▶ WORK TO BE COMPLETED: Return verbatim every line of the items from the very first one through the line containing "463, 85, 479]", including both of those lines.

Start MATERIALS PROVIDED

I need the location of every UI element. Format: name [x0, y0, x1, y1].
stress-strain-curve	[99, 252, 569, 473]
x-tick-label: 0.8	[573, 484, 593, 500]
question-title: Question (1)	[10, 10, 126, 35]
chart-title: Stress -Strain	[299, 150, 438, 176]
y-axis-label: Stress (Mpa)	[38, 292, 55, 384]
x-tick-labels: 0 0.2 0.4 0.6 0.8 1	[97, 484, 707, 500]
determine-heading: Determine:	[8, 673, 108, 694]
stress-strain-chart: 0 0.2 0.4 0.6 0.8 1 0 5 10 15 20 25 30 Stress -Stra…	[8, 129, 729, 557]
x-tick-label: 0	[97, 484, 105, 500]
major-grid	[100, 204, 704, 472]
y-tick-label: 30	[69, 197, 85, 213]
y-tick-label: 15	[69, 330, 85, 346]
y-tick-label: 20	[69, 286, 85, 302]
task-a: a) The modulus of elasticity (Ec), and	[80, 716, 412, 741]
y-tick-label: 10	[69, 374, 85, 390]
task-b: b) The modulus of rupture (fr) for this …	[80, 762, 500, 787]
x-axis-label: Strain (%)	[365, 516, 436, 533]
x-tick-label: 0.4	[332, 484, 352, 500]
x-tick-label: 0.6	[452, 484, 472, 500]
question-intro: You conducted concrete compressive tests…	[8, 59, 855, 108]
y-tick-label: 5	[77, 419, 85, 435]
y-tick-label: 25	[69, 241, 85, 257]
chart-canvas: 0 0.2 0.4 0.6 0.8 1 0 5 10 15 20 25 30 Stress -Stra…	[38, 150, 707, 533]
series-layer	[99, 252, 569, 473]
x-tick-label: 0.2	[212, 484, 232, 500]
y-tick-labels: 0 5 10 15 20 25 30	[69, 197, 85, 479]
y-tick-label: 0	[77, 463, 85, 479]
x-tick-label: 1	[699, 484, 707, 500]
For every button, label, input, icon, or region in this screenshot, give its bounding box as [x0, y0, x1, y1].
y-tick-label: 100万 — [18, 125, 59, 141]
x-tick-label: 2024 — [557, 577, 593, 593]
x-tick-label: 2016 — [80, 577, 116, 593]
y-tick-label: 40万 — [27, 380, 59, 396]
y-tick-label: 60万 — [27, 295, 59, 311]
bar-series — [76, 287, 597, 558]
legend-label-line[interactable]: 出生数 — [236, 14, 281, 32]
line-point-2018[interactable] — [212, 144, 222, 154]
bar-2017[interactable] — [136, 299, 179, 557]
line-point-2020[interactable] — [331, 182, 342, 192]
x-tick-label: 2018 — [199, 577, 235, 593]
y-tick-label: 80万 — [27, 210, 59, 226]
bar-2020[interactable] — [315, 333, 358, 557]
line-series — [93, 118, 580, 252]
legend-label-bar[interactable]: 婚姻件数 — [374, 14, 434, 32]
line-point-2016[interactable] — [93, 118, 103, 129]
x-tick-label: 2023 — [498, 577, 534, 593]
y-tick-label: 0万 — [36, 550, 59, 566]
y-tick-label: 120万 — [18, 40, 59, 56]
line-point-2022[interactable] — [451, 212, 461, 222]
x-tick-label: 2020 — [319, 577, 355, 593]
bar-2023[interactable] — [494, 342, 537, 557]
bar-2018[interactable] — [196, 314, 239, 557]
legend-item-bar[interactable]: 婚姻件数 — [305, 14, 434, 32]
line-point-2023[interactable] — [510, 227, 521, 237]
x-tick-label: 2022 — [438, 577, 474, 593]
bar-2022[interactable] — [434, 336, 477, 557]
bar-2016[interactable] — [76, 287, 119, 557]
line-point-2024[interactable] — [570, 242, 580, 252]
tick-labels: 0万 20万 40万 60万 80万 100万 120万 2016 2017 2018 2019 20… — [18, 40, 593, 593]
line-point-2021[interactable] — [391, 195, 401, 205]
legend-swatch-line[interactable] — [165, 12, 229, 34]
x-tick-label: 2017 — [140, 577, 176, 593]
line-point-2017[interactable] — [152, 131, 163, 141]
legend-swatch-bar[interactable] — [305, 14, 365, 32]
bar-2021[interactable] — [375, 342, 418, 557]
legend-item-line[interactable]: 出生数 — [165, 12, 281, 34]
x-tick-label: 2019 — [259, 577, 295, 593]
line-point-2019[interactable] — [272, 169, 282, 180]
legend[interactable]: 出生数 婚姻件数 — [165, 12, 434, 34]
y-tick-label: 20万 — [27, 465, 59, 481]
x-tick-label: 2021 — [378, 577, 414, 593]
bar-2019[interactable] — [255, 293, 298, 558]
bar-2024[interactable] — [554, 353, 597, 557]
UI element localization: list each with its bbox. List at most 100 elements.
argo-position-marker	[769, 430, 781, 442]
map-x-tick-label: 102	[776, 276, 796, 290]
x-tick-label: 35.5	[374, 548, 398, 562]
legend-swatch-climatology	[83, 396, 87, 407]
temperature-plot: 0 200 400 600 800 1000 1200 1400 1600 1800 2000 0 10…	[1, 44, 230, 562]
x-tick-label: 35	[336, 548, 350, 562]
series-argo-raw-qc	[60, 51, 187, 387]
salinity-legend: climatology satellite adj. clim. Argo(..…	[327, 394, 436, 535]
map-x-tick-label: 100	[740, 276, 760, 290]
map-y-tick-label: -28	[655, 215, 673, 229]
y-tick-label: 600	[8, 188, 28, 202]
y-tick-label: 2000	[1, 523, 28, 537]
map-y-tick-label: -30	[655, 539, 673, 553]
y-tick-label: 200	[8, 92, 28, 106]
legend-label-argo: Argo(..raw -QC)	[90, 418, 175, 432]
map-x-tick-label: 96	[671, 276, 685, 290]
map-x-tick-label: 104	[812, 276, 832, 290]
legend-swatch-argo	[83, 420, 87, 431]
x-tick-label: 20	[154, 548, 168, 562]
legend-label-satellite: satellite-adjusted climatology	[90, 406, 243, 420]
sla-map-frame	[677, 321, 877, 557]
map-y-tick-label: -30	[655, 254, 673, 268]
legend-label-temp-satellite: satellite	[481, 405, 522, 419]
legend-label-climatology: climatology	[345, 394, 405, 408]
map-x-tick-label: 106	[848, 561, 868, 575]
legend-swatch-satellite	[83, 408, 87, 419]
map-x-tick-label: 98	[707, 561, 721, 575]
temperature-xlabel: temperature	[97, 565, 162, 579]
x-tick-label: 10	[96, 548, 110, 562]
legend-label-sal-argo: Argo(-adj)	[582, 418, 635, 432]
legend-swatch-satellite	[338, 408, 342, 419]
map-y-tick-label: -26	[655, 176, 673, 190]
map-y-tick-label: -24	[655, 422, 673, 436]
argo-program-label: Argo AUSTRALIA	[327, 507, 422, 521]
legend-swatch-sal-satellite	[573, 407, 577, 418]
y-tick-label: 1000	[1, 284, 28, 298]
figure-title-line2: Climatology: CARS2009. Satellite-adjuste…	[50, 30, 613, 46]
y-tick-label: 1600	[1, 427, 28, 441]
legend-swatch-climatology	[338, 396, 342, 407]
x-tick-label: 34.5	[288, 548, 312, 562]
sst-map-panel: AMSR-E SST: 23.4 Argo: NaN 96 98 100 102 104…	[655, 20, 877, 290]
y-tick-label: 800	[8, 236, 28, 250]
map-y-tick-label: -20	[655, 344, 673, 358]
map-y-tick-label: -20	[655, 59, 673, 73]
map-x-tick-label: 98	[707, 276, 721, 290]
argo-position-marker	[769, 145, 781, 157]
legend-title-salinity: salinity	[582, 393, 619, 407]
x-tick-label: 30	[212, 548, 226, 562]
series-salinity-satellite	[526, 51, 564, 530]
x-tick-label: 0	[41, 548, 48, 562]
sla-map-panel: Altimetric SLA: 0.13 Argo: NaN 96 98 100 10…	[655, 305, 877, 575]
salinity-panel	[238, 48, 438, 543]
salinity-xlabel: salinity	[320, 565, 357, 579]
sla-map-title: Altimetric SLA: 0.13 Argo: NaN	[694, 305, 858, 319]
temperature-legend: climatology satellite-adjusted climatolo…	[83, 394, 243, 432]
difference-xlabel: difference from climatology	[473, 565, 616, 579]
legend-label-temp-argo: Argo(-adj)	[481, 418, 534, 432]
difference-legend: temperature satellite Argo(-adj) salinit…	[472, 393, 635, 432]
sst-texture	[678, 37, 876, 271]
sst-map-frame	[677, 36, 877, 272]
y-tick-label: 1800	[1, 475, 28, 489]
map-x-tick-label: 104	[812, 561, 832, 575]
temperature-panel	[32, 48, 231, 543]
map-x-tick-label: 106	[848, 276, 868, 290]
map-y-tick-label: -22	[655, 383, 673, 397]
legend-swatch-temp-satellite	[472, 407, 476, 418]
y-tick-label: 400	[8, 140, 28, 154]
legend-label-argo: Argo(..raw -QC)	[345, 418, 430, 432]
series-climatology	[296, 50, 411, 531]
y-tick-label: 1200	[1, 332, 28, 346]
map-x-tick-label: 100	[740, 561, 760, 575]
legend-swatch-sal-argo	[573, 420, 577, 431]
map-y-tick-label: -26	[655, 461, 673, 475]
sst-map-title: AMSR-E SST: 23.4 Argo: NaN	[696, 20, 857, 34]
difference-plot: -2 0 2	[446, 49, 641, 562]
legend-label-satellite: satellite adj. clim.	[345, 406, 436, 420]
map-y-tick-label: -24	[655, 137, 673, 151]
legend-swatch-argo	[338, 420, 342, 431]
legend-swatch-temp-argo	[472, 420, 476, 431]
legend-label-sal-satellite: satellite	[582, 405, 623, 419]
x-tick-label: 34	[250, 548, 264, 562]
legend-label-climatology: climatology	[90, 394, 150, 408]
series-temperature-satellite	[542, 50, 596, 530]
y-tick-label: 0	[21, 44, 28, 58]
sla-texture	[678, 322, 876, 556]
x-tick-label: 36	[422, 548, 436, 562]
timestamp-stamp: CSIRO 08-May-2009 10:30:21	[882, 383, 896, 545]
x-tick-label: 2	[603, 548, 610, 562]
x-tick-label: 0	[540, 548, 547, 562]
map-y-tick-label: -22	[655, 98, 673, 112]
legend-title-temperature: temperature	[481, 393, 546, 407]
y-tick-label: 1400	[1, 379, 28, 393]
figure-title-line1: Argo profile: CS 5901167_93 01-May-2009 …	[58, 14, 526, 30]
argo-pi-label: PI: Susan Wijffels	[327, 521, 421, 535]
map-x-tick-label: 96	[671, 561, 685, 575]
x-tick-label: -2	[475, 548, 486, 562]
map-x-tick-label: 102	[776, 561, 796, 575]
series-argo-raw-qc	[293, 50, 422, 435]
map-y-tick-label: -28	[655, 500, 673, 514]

End MATERIALS PROVIDED

▶ FINISHED ANSWER:
I need the location of every UI element. Format: name [x0, y0, x1, y1].
stress-strain-curve	[99, 252, 569, 473]
x-tick-label: 0.8	[573, 484, 593, 500]
question-title: Question (1)	[10, 10, 126, 35]
chart-title: Stress -Strain	[299, 150, 438, 176]
y-axis-label: Stress (Mpa)	[38, 292, 55, 384]
x-tick-labels: 0 0.2 0.4 0.6 0.8 1	[97, 484, 707, 500]
determine-heading: Determine:	[8, 673, 108, 694]
stress-strain-chart: 0 0.2 0.4 0.6 0.8 1 0 5 10 15 20 25 30 Stress -Stra…	[8, 129, 729, 557]
x-tick-label: 0	[97, 484, 105, 500]
major-grid	[100, 204, 704, 472]
y-tick-label: 30	[69, 197, 85, 213]
y-tick-label: 15	[69, 330, 85, 346]
y-tick-label: 20	[69, 286, 85, 302]
task-a: a) The modulus of elasticity (Ec), and	[80, 716, 412, 741]
y-tick-label: 10	[69, 374, 85, 390]
task-b: b) The modulus of rupture (fr) for this …	[80, 762, 500, 787]
x-axis-label: Strain (%)	[365, 516, 436, 533]
x-tick-label: 0.4	[332, 484, 352, 500]
x-tick-label: 0.6	[452, 484, 472, 500]
question-intro: You conducted concrete compressive tests…	[8, 59, 855, 108]
y-tick-label: 5	[77, 419, 85, 435]
y-tick-label: 25	[69, 241, 85, 257]
chart-canvas: 0 0.2 0.4 0.6 0.8 1 0 5 10 15 20 25 30 Stress -Stra…	[38, 150, 707, 533]
series-layer	[99, 252, 569, 473]
x-tick-label: 0.2	[212, 484, 232, 500]
y-tick-labels: 0 5 10 15 20 25 30	[69, 197, 85, 479]
y-tick-label: 0	[77, 463, 85, 479]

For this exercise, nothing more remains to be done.